Data supplied.
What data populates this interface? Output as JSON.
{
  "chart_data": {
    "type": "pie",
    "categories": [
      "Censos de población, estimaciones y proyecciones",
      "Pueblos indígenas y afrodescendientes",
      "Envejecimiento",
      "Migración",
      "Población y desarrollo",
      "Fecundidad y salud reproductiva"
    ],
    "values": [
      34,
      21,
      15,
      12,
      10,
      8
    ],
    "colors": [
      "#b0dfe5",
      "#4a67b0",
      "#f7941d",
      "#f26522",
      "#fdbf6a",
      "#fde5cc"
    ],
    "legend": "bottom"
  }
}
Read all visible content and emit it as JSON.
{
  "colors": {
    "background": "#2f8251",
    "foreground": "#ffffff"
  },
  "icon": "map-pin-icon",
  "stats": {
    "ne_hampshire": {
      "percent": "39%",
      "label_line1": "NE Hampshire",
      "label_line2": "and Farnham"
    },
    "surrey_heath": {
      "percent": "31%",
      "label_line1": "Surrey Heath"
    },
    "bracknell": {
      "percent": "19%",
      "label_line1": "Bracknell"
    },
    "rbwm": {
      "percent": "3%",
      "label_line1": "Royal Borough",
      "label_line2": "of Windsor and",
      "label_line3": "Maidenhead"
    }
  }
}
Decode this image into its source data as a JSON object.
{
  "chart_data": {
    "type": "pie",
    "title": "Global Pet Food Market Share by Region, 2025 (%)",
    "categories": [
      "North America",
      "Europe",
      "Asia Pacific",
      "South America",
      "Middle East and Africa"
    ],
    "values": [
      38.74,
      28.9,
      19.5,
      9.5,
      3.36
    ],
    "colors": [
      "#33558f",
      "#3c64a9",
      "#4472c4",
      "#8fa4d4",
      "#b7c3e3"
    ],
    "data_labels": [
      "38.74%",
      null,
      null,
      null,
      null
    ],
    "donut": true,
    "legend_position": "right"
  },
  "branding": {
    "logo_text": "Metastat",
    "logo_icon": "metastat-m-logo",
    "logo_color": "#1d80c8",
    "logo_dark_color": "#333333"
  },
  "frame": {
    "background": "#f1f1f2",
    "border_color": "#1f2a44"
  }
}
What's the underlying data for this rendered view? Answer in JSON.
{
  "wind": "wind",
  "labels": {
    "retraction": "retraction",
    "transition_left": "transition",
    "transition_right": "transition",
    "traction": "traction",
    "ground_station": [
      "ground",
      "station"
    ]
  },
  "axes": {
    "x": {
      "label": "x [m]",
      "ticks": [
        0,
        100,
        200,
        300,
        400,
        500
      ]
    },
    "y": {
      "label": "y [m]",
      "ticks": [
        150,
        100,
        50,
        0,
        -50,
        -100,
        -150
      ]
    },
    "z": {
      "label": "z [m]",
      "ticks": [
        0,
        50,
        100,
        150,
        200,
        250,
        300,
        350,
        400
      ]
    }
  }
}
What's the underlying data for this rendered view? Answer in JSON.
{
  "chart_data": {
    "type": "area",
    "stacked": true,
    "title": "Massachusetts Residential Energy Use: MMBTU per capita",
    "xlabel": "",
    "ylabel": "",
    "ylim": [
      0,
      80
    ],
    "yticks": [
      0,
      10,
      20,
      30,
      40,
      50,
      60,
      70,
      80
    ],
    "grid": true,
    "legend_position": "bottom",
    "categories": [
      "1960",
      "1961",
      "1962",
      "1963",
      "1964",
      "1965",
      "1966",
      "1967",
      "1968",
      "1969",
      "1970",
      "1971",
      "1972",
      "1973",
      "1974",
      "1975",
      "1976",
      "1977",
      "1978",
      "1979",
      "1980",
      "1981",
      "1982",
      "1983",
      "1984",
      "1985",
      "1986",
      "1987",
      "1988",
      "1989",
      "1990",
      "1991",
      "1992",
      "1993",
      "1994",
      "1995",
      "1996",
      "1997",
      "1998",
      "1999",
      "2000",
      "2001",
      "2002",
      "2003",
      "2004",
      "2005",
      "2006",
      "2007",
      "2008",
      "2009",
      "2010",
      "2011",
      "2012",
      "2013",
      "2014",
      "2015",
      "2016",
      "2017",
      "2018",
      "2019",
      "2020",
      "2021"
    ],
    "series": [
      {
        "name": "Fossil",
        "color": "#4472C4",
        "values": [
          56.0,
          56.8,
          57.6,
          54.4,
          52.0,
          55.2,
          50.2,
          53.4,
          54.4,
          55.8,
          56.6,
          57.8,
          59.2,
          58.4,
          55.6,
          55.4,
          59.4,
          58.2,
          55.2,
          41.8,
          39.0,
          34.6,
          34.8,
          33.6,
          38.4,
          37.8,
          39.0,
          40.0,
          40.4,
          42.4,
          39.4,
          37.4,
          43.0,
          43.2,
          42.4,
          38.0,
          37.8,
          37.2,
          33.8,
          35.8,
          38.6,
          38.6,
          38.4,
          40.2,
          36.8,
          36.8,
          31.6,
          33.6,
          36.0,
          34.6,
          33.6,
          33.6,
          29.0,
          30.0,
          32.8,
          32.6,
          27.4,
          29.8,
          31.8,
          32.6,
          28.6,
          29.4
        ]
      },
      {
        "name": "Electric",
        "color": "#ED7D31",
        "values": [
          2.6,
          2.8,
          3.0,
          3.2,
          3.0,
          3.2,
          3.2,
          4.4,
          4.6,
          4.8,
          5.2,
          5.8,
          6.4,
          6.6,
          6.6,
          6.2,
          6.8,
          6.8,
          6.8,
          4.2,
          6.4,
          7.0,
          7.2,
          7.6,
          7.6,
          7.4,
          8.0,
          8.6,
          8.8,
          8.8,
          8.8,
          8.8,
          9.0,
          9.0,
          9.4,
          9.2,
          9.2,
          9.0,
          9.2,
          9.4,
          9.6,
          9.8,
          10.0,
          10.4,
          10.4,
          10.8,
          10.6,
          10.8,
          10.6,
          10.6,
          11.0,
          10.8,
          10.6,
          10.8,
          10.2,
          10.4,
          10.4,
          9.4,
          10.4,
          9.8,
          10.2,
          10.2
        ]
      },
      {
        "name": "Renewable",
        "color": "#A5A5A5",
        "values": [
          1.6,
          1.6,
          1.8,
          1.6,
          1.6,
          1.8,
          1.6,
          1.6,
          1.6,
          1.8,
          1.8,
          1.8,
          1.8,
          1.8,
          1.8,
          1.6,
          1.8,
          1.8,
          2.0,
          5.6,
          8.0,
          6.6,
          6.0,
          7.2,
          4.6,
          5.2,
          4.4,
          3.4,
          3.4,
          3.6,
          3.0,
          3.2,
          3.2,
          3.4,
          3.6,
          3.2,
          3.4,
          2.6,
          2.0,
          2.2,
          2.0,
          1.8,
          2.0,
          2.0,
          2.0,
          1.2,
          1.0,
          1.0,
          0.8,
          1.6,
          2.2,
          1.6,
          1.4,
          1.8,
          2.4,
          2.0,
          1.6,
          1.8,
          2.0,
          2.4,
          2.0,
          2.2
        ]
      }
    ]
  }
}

Set problem. Copy every record exactly, with nothing added or dropped.

Solution to the exercise.
What data populates this interface? Output as JSON.
{
  "chart_data": {
    "type": "pie",
    "categories": [
      "Censos de población, estimaciones y proyecciones",
      "Pueblos indígenas y afrodescendientes",
      "Envejecimiento",
      "Migración",
      "Población y desarrollo",
      "Fecundidad y salud reproductiva"
    ],
    "values": [
      34,
      21,
      15,
      12,
      10,
      8
    ],
    "colors": [
      "#b0dfe5",
      "#4a67b0",
      "#f7941d",
      "#f26522",
      "#fdbf6a",
      "#fde5cc"
    ],
    "legend": "bottom"
  }
}
Read all visible content and emit it as JSON.
{
  "colors": {
    "background": "#2f8251",
    "foreground": "#ffffff"
  },
  "icon": "map-pin-icon",
  "stats": {
    "ne_hampshire": {
      "percent": "39%",
      "label_line1": "NE Hampshire",
      "label_line2": "and Farnham"
    },
    "surrey_heath": {
      "percent": "31%",
      "label_line1": "Surrey Heath"
    },
    "bracknell": {
      "percent": "19%",
      "label_line1": "Bracknell"
    },
    "rbwm": {
      "percent": "3%",
      "label_line1": "Royal Borough",
      "label_line2": "of Windsor and",
      "label_line3": "Maidenhead"
    }
  }
}
Decode this image into its source data as a JSON object.
{
  "chart_data": {
    "type": "pie",
    "title": "Global Pet Food Market Share by Region, 2025 (%)",
    "categories": [
      "North America",
      "Europe",
      "Asia Pacific",
      "South America",
      "Middle East and Africa"
    ],
    "values": [
      38.74,
      28.9,
      19.5,
      9.5,
      3.36
    ],
    "colors": [
      "#33558f",
      "#3c64a9",
      "#4472c4",
      "#8fa4d4",
      "#b7c3e3"
    ],
    "data_labels": [
      "38.74%",
      null,
      null,
      null,
      null
    ],
    "donut": true,
    "legend_position": "right"
  },
  "branding": {
    "logo_text": "Metastat",
    "logo_icon": "metastat-m-logo",
    "logo_color": "#1d80c8",
    "logo_dark_color": "#333333"
  },
  "frame": {
    "background": "#f1f1f2",
    "border_color": "#1f2a44"
  }
}
What's the underlying data for this rendered view? Answer in JSON.
{
  "wind": "wind",
  "labels": {
    "retraction": "retraction",
    "transition_left": "transition",
    "transition_right": "transition",
    "traction": "traction",
    "ground_station": [
      "ground",
      "station"
    ]
  },
  "axes": {
    "x": {
      "label": "x [m]",
      "ticks": [
        0,
        100,
        200,
        300,
        400,
        500
      ]
    },
    "y": {
      "label": "y [m]",
      "ticks": [
        150,
        100,
        50,
        0,
        -50,
        -100,
        -150
      ]
    },
    "z": {
      "label": "z [m]",
      "ticks": [
        0,
        50,
        100,
        150,
        200,
        250,
        300,
        350,
        400
      ]
    }
  }
}
What's the underlying data for this rendered view? Answer in JSON.
{
  "chart_data": {
    "type": "area",
    "stacked": true,
    "title": "Massachusetts Residential Energy Use: MMBTU per capita",
    "xlabel": "",
    "ylabel": "",
    "ylim": [
      0,
      80
    ],
    "yticks": [
      0,
      10,
      20,
      30,
      40,
      50,
      60,
      70,
      80
    ],
    "grid": true,
    "legend_position": "bottom",
    "categories": [
      "1960",
      "1961",
      "1962",
      "1963",
      "1964",
      "1965",
      "1966",
      "1967",
      "1968",
      "1969",
      "1970",
      "1971",
      "1972",
      "1973",
      "1974",
      "1975",
      "1976",
      "1977",
      "1978",
      "1979",
      "1980",
      "1981",
      "1982",
      "1983",
      "1984",
      "1985",
      "1986",
      "1987",
      "1988",
      "1989",
      "1990",
      "1991",
      "1992",
      "1993",
      "1994",
      "1995",
      "1996",
      "1997",
      "1998",
      "1999",
      "2000",
      "2001",
      "2002",
      "2003",
      "2004",
      "2005",
      "2006",
      "2007",
      "2008",
      "2009",
      "2010",
      "2011",
      "2012",
      "2013",
      "2014",
      "2015",
      "2016",
      "2017",
      "2018",
      "2019",
      "2020",
      "2021"
    ],
    "series": [
      {
        "name": "Fossil",
        "color": "#4472C4",
        "values": [
          56.0,
          56.8,
          57.6,
          54.4,
          52.0,
          55.2,
          50.2,
          53.4,
          54.4,
          55.8,
          56.6,
          57.8,
          59.2,
          58.4,
          55.6,
          55.4,
          59.4,
          58.2,
          55.2,
          41.8,
          39.0,
          34.6,
          34.8,
          33.6,
          38.4,
          37.8,
          39.0,
          40.0,
          40.4,
          42.4,
          39.4,
          37.4,
          43.0,
          43.2,
          42.4,
          38.0,
          37.8,
          37.2,
          33.8,
          35.8,
          38.6,
          38.6,
          38.4,
          40.2,
          36.8,
          36.8,
          31.6,
          33.6,
          36.0,
          34.6,
          33.6,
          33.6,
          29.0,
          30.0,
          32.8,
          32.6,
          27.4,
          29.8,
          31.8,
          32.6,
          28.6,
          29.4
        ]
      },
      {
        "name": "Electric",
        "color": "#ED7D31",
        "values": [
          2.6,
          2.8,
          3.0,
          3.2,
          3.0,
          3.2,
          3.2,
          4.4,
          4.6,
          4.8,
          5.2,
          5.8,
          6.4,
          6.6,
          6.6,
          6.2,
          6.8,
          6.8,
          6.8,
          4.2,
          6.4,
          7.0,
          7.2,
          7.6,
          7.6,
          7.4,
          8.0,
          8.6,
          8.8,
          8.8,
          8.8,
          8.8,
          9.0,
          9.0,
          9.4,
          9.2,
          9.2,
          9.0,
          9.2,
          9.4,
          9.6,
          9.8,
          10.0,
          10.4,
          10.4,
          10.8,
          10.6,
          10.8,
          10.6,
          10.6,
          11.0,
          10.8,
          10.6,
          10.8,
          10.2,
          10.4,
          10.4,
          9.4,
          10.4,
          9.8,
          10.2,
          10.2
        ]
      },
      {
        "name": "Renewable",
        "color": "#A5A5A5",
        "values": [
          1.6,
          1.6,
          1.8,
          1.6,
          1.6,
          1.8,
          1.6,
          1.6,
          1.6,
          1.8,
          1.8,
          1.8,
          1.8,
          1.8,
          1.8,
          1.6,
          1.8,
          1.8,
          2.0,
          5.6,
          8.0,
          6.6,
          6.0,
          7.2,
          4.6,
          5.2,
          4.4,
          3.4,
          3.4,
          3.6,
          3.0,
          3.2,
          3.2,
          3.4,
          3.6,
          3.2,
          3.4,
          2.6,
          2.0,
          2.2,
          2.0,
          1.8,
          2.0,
          2.0,
          2.0,
          1.2,
          1.0,
          1.0,
          0.8,
          1.6,
          2.2,
          1.6,
          1.4,
          1.8,
          2.4,
          2.0,
          1.6,
          1.8,
          2.0,
          2.4,
          2.0,
          2.2
        ]
      }
    ]
  }
}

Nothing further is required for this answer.